**The request**
Pull every line of the entries that has the word "person".

[Data section start]

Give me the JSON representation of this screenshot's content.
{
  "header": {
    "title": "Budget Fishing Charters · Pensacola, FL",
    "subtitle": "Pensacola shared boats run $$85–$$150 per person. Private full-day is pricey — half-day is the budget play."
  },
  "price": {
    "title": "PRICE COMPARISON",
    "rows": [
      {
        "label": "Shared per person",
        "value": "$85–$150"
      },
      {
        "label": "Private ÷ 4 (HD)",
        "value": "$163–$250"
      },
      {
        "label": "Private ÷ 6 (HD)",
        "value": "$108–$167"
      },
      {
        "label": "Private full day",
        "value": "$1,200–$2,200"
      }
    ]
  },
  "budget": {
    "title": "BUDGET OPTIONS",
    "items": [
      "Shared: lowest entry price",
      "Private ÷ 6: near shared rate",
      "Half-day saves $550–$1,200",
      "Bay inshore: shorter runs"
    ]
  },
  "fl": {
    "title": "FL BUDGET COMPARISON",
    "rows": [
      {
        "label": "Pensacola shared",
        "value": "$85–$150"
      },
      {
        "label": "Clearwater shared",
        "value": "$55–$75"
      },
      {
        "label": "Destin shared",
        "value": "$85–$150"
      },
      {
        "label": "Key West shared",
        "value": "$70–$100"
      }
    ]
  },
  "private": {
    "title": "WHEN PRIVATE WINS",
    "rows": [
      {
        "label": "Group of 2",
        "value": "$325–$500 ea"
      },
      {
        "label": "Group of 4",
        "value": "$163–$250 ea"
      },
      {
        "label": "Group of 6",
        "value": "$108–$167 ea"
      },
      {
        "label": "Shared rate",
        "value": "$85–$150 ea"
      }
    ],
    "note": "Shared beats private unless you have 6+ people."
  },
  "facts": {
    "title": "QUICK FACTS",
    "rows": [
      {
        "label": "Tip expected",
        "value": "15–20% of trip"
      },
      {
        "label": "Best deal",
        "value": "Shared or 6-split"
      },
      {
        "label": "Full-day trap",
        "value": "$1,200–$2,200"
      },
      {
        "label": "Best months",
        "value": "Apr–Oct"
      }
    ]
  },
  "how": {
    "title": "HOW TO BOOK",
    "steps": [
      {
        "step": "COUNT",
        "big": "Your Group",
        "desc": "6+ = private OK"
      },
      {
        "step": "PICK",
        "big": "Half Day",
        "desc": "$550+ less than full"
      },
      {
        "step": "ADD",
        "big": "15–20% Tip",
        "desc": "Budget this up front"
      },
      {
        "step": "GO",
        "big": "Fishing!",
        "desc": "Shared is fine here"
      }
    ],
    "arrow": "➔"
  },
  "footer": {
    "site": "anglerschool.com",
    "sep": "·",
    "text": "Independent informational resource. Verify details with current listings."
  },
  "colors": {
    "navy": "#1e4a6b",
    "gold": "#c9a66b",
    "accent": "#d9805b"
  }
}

[Data section end]
[Data section start]

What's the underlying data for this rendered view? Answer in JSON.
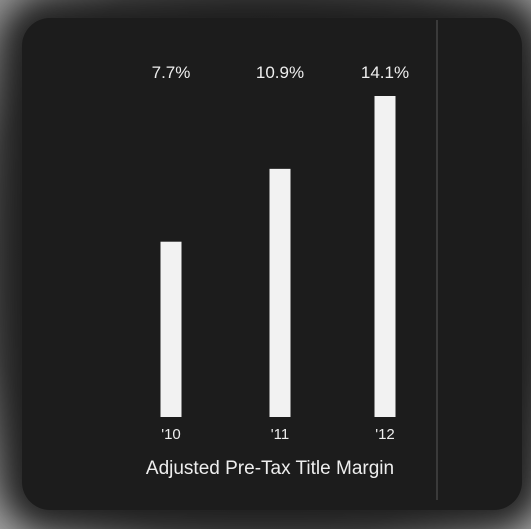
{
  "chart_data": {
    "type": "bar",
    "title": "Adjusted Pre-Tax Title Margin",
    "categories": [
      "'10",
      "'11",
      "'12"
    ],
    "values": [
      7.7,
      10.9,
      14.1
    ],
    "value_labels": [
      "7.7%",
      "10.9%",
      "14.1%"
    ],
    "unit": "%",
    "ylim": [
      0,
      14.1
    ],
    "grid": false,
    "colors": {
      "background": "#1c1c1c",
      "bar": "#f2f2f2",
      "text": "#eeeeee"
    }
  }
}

[Data section end]

**Task output**
    "subtitle": "Pensacola shared boats run $$85–$$150 per person. Private full-day is pricey — half-day is the budget play."
        "label": "Shared per person",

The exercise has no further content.